## GIVEN INSTRUCTION
Omit any picture, and return the remaining data exactly as written.

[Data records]
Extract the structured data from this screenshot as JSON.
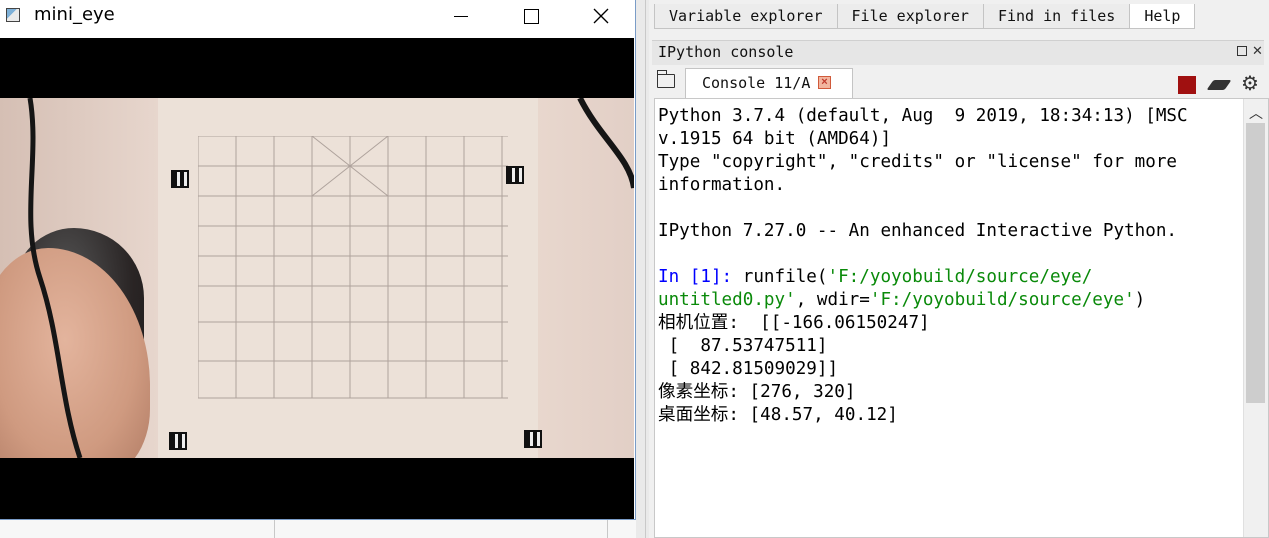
{
  "cv_window": {
    "title": "mini_eye",
    "buttons": {
      "minimize": "minimize",
      "maximize": "maximize",
      "close": "close"
    },
    "accent": "#7a9cc7"
  },
  "spyder": {
    "tabs": [
      "Variable explorer",
      "File explorer",
      "Find in files",
      "Help"
    ],
    "active_tab": "Help",
    "console_pane_title": "IPython console",
    "console_tab_label": "Console 11/A",
    "console": {
      "banner_1": "Python 3.7.4 (default, Aug  9 2019, 18:34:13) [MSC",
      "banner_2": "v.1915 64 bit (AMD64)]",
      "banner_3": "Type \"copyright\", \"credits\" or \"license\" for more",
      "banner_4": "information.",
      "banner_5": "IPython 7.27.0 -- An enhanced Interactive Python.",
      "prompt": "In [1]:",
      "cmd_func": " runfile(",
      "cmd_arg1_a": "'F:/yoyobuild/source/eye/",
      "cmd_arg1_b": "untitled0.py'",
      "cmd_mid": ", wdir=",
      "cmd_arg2": "'F:/yoyobuild/source/eye'",
      "cmd_end": ")",
      "out_1": "相机位置:  [[-166.06150247]",
      "out_2": " [  87.53747511]",
      "out_3": " [ 842.81509029]]",
      "out_4": "像素坐标: [276, 320]",
      "out_5": "桌面坐标: [48.57, 40.12]"
    },
    "colors": {
      "string": "#0a8a0a",
      "prompt": "#0000ff",
      "stop": "#a01010"
    }
  }
}
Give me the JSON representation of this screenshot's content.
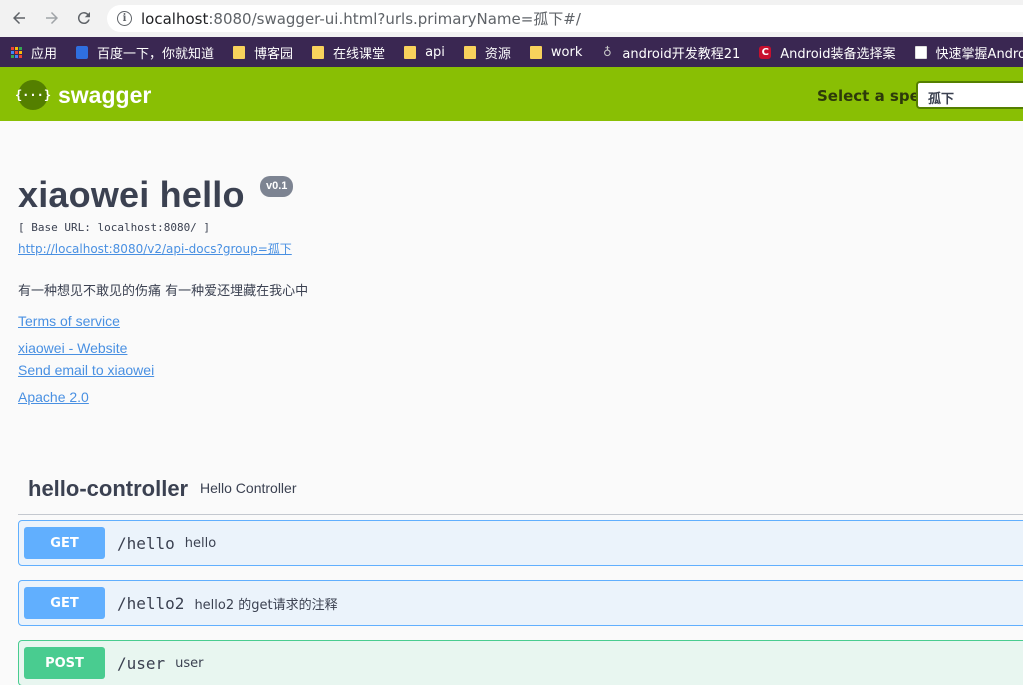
{
  "browser": {
    "url_host": "localhost",
    "url_rest": ":8080/swagger-ui.html?urls.primaryName=孤下#/",
    "bookmarks": [
      {
        "label": "应用",
        "icon": "apps-grid-icon"
      },
      {
        "label": "百度一下，你就知道",
        "icon": "baidu-paw-icon"
      },
      {
        "label": "博客园",
        "icon": "folder-icon"
      },
      {
        "label": "在线课堂",
        "icon": "folder-icon"
      },
      {
        "label": "api",
        "icon": "folder-icon"
      },
      {
        "label": "资源",
        "icon": "folder-icon"
      },
      {
        "label": "work",
        "icon": "folder-icon"
      },
      {
        "label": "android开发教程21",
        "icon": "android-icon"
      },
      {
        "label": "Android装备选择案",
        "icon": "csdn-icon"
      },
      {
        "label": "快速掌握Android开发",
        "icon": "page-icon"
      }
    ]
  },
  "topbar": {
    "logo_text": "swagger",
    "logo_glyph": "{···}",
    "spec_label": "Select a spec",
    "spec_value": "孤下",
    "brand_color": "#89bf04"
  },
  "info": {
    "title": "xiaowei hello",
    "version": "v0.1",
    "base_url": "[ Base URL: localhost:8080/ ]",
    "api_docs_url": "http://localhost:8080/v2/api-docs?group=孤下",
    "description": "有一种想见不敢见的伤痛 有一种爱还埋藏在我心中",
    "terms": "Terms of service",
    "website": "xiaowei - Website",
    "email": "Send email to xiaowei",
    "license": "Apache 2.0"
  },
  "tag": {
    "name": "hello-controller",
    "description": "Hello Controller"
  },
  "operations": [
    {
      "method": "GET",
      "path": "/hello",
      "summary": "hello",
      "color": "#61affe"
    },
    {
      "method": "GET",
      "path": "/hello2",
      "summary": "hello2 的get请求的注释",
      "color": "#61affe"
    },
    {
      "method": "POST",
      "path": "/user",
      "summary": "user",
      "color": "#49cc90"
    }
  ]
}
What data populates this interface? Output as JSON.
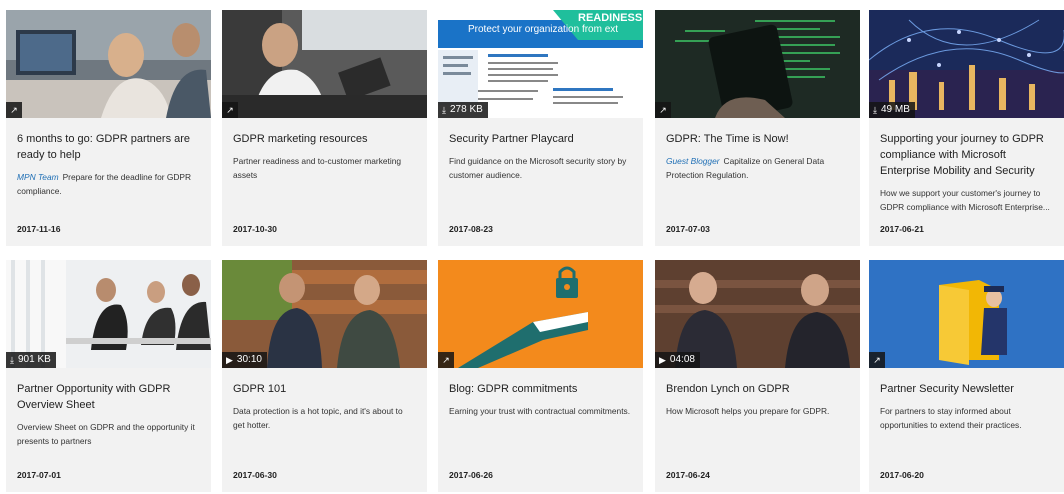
{
  "cards": [
    {
      "title": "6 months to go: GDPR partners are ready to help",
      "author": "MPN Team",
      "desc": "Prepare for the deadline for GDPR compliance.",
      "date": "2017-11-16",
      "badge_icon": "external-link-icon",
      "badge_text": ""
    },
    {
      "title": "GDPR marketing resources",
      "author": "",
      "desc": "Partner readiness and to-customer marketing assets",
      "date": "2017-10-30",
      "badge_icon": "external-link-icon",
      "badge_text": ""
    },
    {
      "title": "Security Partner Playcard",
      "author": "",
      "desc": "Find guidance on the Microsoft security story by customer audience.",
      "date": "2017-08-23",
      "badge_icon": "download-icon",
      "badge_text": "278 KB"
    },
    {
      "title": "GDPR: The Time is Now!",
      "author": "Guest Blogger",
      "desc": "Capitalize on General Data Protection Regulation.",
      "date": "2017-07-03",
      "badge_icon": "external-link-icon",
      "badge_text": ""
    },
    {
      "title": "Supporting your journey to GDPR compliance with Microsoft Enterprise Mobility and Security",
      "author": "",
      "desc": "How we support your customer's journey to GDPR compliance with Microsoft Enterprise...",
      "date": "2017-06-21",
      "badge_icon": "download-icon",
      "badge_text": "49 MB"
    },
    {
      "title": "Partner Opportunity with GDPR Overview Sheet",
      "author": "",
      "desc": "Overview Sheet on GDPR and the opportunity it presents to partners",
      "date": "2017-07-01",
      "badge_icon": "download-icon",
      "badge_text": "901 KB"
    },
    {
      "title": "GDPR 101",
      "author": "",
      "desc": "Data protection is a hot topic, and it's about to get hotter.",
      "date": "2017-06-30",
      "badge_icon": "play-icon",
      "badge_text": "30:10"
    },
    {
      "title": "Blog: GDPR commitments",
      "author": "",
      "desc": "Earning your trust with contractual commitments.",
      "date": "2017-06-26",
      "badge_icon": "external-link-icon",
      "badge_text": ""
    },
    {
      "title": "Brendon Lynch on GDPR",
      "author": "",
      "desc": "How Microsoft helps you prepare for GDPR.",
      "date": "2017-06-24",
      "badge_icon": "play-icon",
      "badge_text": "04:08"
    },
    {
      "title": "Partner Security Newsletter",
      "author": "",
      "desc": "For partners to stay informed about opportunities to extend their practices.",
      "date": "2017-06-20",
      "badge_icon": "external-link-icon",
      "badge_text": ""
    }
  ],
  "thumbs": {
    "playcard_heading": "Protect your organization from external threats (Security)",
    "playcard_banner": "READINESS"
  }
}
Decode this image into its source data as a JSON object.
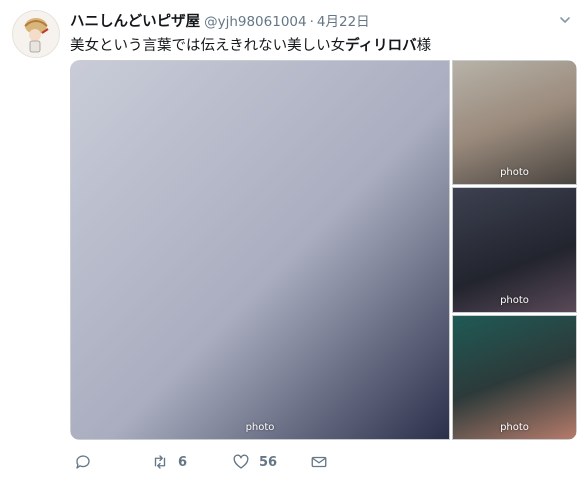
{
  "tweet": {
    "display_name": "ハニしんどいピザ屋",
    "handle": "@yjh98061004",
    "separator": "·",
    "date": "4月22日",
    "text_regular": "美女という言葉では伝えきれない美しい女",
    "text_bold": "ディリロバ",
    "text_suffix": "様"
  },
  "media": {
    "main": "photo",
    "thumb1": "photo",
    "thumb2": "photo",
    "thumb3": "photo"
  },
  "actions": {
    "reply_count": "",
    "retweet_count": "6",
    "like_count": "56"
  },
  "colors": {
    "text": "#14171a",
    "secondary": "#657786",
    "action_icon": "#657786"
  },
  "icons": [
    "avatar-illustration",
    "chevron-down-icon",
    "reply-icon",
    "retweet-icon",
    "heart-icon",
    "direct-message-icon"
  ]
}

## SOLUTION TO THE EXERCISE
Extract the structured data from this screenshot as JSON.
{
  "cv_window": {
    "title": "mini_eye",
    "buttons": {
      "minimize": "minimize",
      "maximize": "maximize",
      "close": "close"
    },
    "accent": "#7a9cc7"
  },
  "spyder": {
    "tabs": [
      "Variable explorer",
      "File explorer",
      "Find in files",
      "Help"
    ],
    "active_tab": "Help",
    "console_pane_title": "IPython console",
    "console_tab_label": "Console 11/A",
    "console": {
      "banner_1": "Python 3.7.4 (default, Aug  9 2019, 18:34:13) [MSC",
      "banner_2": "v.1915 64 bit (AMD64)]",
      "banner_3": "Type \"copyright\", \"credits\" or \"license\" for more",
      "banner_4": "information.",
      "banner_5": "IPython 7.27.0 -- An enhanced Interactive Python.",
      "prompt": "In [1]:",
      "cmd_func": " runfile(",
      "cmd_arg1_a": "'F:/yoyobuild/source/eye/",
      "cmd_arg1_b": "untitled0.py'",
      "cmd_mid": ", wdir=",
      "cmd_arg2": "'F:/yoyobuild/source/eye'",
      "cmd_end": ")",
      "out_1": "相机位置:  [[-166.06150247]",
      "out_2": " [  87.53747511]",
      "out_3": " [ 842.81509029]]",
      "out_4": "像素坐标: [276, 320]",
      "out_5": "桌面坐标: [48.57, 40.12]"
    },
    "colors": {
      "string": "#0a8a0a",
      "prompt": "#0000ff",
      "stop": "#a01010"
    }
  }
}
Give me the JSON representation of this screenshot's content.
{
  "browser": {
    "url_host": "localhost",
    "url_rest": ":8080/swagger-ui.html?urls.primaryName=孤下#/",
    "bookmarks": [
      {
        "label": "应用",
        "icon": "apps-grid-icon"
      },
      {
        "label": "百度一下，你就知道",
        "icon": "baidu-paw-icon"
      },
      {
        "label": "博客园",
        "icon": "folder-icon"
      },
      {
        "label": "在线课堂",
        "icon": "folder-icon"
      },
      {
        "label": "api",
        "icon": "folder-icon"
      },
      {
        "label": "资源",
        "icon": "folder-icon"
      },
      {
        "label": "work",
        "icon": "folder-icon"
      },
      {
        "label": "android开发教程21",
        "icon": "android-icon"
      },
      {
        "label": "Android装备选择案",
        "icon": "csdn-icon"
      },
      {
        "label": "快速掌握Android开发",
        "icon": "page-icon"
      }
    ]
  },
  "topbar": {
    "logo_text": "swagger",
    "logo_glyph": "{···}",
    "spec_label": "Select a spec",
    "spec_value": "孤下",
    "brand_color": "#89bf04"
  },
  "info": {
    "title": "xiaowei hello",
    "version": "v0.1",
    "base_url": "[ Base URL: localhost:8080/ ]",
    "api_docs_url": "http://localhost:8080/v2/api-docs?group=孤下",
    "description": "有一种想见不敢见的伤痛 有一种爱还埋藏在我心中",
    "terms": "Terms of service",
    "website": "xiaowei - Website",
    "email": "Send email to xiaowei",
    "license": "Apache 2.0"
  },
  "tag": {
    "name": "hello-controller",
    "description": "Hello Controller"
  },
  "operations": [
    {
      "method": "GET",
      "path": "/hello",
      "summary": "hello",
      "color": "#61affe"
    },
    {
      "method": "GET",
      "path": "/hello2",
      "summary": "hello2 的get请求的注释",
      "color": "#61affe"
    },
    {
      "method": "POST",
      "path": "/user",
      "summary": "user",
      "color": "#49cc90"
    }
  ]
}
What data populates this interface? Output as JSON.
{
  "cards": [
    {
      "title": "6 months to go: GDPR partners are ready to help",
      "author": "MPN Team",
      "desc": "Prepare for the deadline for GDPR compliance.",
      "date": "2017-11-16",
      "badge_icon": "external-link-icon",
      "badge_text": ""
    },
    {
      "title": "GDPR marketing resources",
      "author": "",
      "desc": "Partner readiness and to-customer marketing assets",
      "date": "2017-10-30",
      "badge_icon": "external-link-icon",
      "badge_text": ""
    },
    {
      "title": "Security Partner Playcard",
      "author": "",
      "desc": "Find guidance on the Microsoft security story by customer audience.",
      "date": "2017-08-23",
      "badge_icon": "download-icon",
      "badge_text": "278 KB"
    },
    {
      "title": "GDPR: The Time is Now!",
      "author": "Guest Blogger",
      "desc": "Capitalize on General Data Protection Regulation.",
      "date": "2017-07-03",
      "badge_icon": "external-link-icon",
      "badge_text": ""
    },
    {
      "title": "Supporting your journey to GDPR compliance with Microsoft Enterprise Mobility and Security",
      "author": "",
      "desc": "How we support your customer's journey to GDPR compliance with Microsoft Enterprise...",
      "date": "2017-06-21",
      "badge_icon": "download-icon",
      "badge_text": "49 MB"
    },
    {
      "title": "Partner Opportunity with GDPR Overview Sheet",
      "author": "",
      "desc": "Overview Sheet on GDPR and the opportunity it presents to partners",
      "date": "2017-07-01",
      "badge_icon": "download-icon",
      "badge_text": "901 KB"
    },
    {
      "title": "GDPR 101",
      "author": "",
      "desc": "Data protection is a hot topic, and it's about to get hotter.",
      "date": "2017-06-30",
      "badge_icon": "play-icon",
      "badge_text": "30:10"
    },
    {
      "title": "Blog: GDPR commitments",
      "author": "",
      "desc": "Earning your trust with contractual commitments.",
      "date": "2017-06-26",
      "badge_icon": "external-link-icon",
      "badge_text": ""
    },
    {
      "title": "Brendon Lynch on GDPR",
      "author": "",
      "desc": "How Microsoft helps you prepare for GDPR.",
      "date": "2017-06-24",
      "badge_icon": "play-icon",
      "badge_text": "04:08"
    },
    {
      "title": "Partner Security Newsletter",
      "author": "",
      "desc": "For partners to stay informed about opportunities to extend their practices.",
      "date": "2017-06-20",
      "badge_icon": "external-link-icon",
      "badge_text": ""
    }
  ],
  "thumbs": {
    "playcard_heading": "Protect your organization from external threats (Security)",
    "playcard_banner": "READINESS"
  }
}
Decode this image into its source data as a JSON object.
{
  "tweet": {
    "display_name": "ハニしんどいピザ屋",
    "handle": "@yjh98061004",
    "separator": "·",
    "date": "4月22日",
    "text_regular": "美女という言葉では伝えきれない美しい女",
    "text_bold": "ディリロバ",
    "text_suffix": "様"
  },
  "media": {
    "main": "photo",
    "thumb1": "photo",
    "thumb2": "photo",
    "thumb3": "photo"
  },
  "actions": {
    "reply_count": "",
    "retweet_count": "6",
    "like_count": "56"
  },
  "colors": {
    "text": "#14171a",
    "secondary": "#657786",
    "action_icon": "#657786"
  },
  "icons": [
    "avatar-illustration",
    "chevron-down-icon",
    "reply-icon",
    "retweet-icon",
    "heart-icon",
    "direct-message-icon"
  ]
}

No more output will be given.